__Selected passage__

»»

6.  Compatibility with use of IPsec

   In IPsec transport mode no action needs to be taken as the CDO is
   visible to the network.  When accounting ConEx information the size
   of the Authentication Header (AH) SHOULD NOT be accounted as this
   information has been added later.  In the IPsec Tunnel model the CDO
   SHOULD be copied to the outer IP header as this information is end-
   to-end.  Only the payload of the outer IP header minus the AH SHOULD
   be accounted.

   If the transport network can not be trusted authentication SHOULD be
   used to ensure integrity of the ConEx information.  If an attacker
   would be able to remove the ConEx marks, this could cause an audit
   device to penalize the respective connection, while the sender cannot
   easily detect that ConEx information is missing.

7.  DDoS mitigation by using preferential drop

   If a router queue experiences very high load so that it has to drop
   arriving packets, it MAY preferentially drop packets within the same
   Diffserv PHB using the preference order given in Table 1 (1 means
   drop first).  Additionally, if a router implements preferential drop
   it SHOULD also support ECN-marking.  Preferential dropping can be
   difficult to implement on some hardware, but if feasible it would
   discriminate against attack traffic if done as part of the overall
   policing framework as described in [RFC6789].  If nowhere else,
   routers at the egress of a network SHOULD implement preferential drop
   (stronger than the MAY above).

««

__Records shown__
»»

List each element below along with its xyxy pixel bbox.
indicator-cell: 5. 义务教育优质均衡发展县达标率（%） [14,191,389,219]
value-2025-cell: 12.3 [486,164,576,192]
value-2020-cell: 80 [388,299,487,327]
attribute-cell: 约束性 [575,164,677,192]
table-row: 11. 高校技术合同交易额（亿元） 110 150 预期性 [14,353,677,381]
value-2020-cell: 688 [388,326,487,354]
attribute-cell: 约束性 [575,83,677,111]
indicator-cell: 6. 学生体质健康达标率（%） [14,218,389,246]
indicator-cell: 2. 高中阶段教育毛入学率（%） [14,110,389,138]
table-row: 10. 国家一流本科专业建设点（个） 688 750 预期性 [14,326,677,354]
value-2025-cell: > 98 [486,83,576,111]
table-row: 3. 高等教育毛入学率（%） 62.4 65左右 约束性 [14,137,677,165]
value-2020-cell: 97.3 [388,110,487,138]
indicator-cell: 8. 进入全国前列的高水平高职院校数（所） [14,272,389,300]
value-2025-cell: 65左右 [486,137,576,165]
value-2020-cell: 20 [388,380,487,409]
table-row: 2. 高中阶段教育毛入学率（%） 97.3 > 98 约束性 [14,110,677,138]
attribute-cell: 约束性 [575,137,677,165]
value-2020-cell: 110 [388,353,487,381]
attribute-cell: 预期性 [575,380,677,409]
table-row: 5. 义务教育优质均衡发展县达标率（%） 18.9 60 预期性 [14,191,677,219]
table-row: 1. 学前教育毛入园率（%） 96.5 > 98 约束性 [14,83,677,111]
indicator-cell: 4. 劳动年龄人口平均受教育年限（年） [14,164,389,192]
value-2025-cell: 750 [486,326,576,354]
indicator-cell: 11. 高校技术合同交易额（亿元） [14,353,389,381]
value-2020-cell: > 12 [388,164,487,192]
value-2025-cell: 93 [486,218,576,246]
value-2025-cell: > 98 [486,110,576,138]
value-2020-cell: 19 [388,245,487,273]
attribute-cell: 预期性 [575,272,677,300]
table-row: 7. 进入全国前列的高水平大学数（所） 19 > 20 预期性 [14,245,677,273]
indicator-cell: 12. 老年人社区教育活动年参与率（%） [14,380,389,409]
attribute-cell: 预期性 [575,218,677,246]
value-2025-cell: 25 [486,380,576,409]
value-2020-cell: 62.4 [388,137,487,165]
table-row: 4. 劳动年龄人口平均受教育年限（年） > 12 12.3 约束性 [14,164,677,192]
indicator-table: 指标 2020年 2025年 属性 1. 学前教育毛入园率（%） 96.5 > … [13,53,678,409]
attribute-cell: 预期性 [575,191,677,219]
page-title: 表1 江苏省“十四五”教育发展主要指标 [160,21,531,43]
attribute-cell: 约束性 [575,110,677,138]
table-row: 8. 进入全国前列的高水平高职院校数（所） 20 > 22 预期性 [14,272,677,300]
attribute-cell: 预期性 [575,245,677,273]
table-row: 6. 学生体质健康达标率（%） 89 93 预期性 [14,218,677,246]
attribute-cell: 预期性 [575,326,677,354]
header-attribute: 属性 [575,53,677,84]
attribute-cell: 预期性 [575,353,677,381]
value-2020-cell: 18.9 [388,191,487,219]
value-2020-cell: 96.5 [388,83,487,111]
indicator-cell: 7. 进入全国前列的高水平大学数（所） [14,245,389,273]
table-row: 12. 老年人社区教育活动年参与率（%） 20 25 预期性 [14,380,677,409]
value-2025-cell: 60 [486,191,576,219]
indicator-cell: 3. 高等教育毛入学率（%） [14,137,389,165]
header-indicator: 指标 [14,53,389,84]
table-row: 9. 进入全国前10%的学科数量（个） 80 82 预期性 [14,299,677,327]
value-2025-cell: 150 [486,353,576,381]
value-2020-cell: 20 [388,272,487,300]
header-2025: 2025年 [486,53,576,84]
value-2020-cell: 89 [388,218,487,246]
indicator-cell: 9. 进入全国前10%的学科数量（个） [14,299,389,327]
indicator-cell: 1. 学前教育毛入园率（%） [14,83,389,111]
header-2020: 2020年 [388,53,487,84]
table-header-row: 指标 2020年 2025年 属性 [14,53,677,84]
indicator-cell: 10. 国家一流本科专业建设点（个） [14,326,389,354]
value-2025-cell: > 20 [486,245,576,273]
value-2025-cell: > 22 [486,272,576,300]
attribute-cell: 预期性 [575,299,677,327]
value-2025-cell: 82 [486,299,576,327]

««

__Questions__
(A) According to the ConEx excerpt, where should the CDO be copied in the IPsec Tunnel model?
(B) Summarize the ConEx excerpt in two sentences.
The items come from a different source than the ConEx excerpt.

__Answers to the exercises__
(A) To the outer IP header.

(B) In IPsec transport mode the CDO needs no action, while in the tunnel model it should be copied to the outer IP header, and the Authentication Header should not be counted when accounting ConEx information; over an untrusted transport network, authentication should be used to protect that information's integrity. A router under very high load may preferentially drop packets within the same Diffserv PHB in a given order, should also support ECN-marking if it does so, and should implement preferential drop at a network's egress if nowhere else.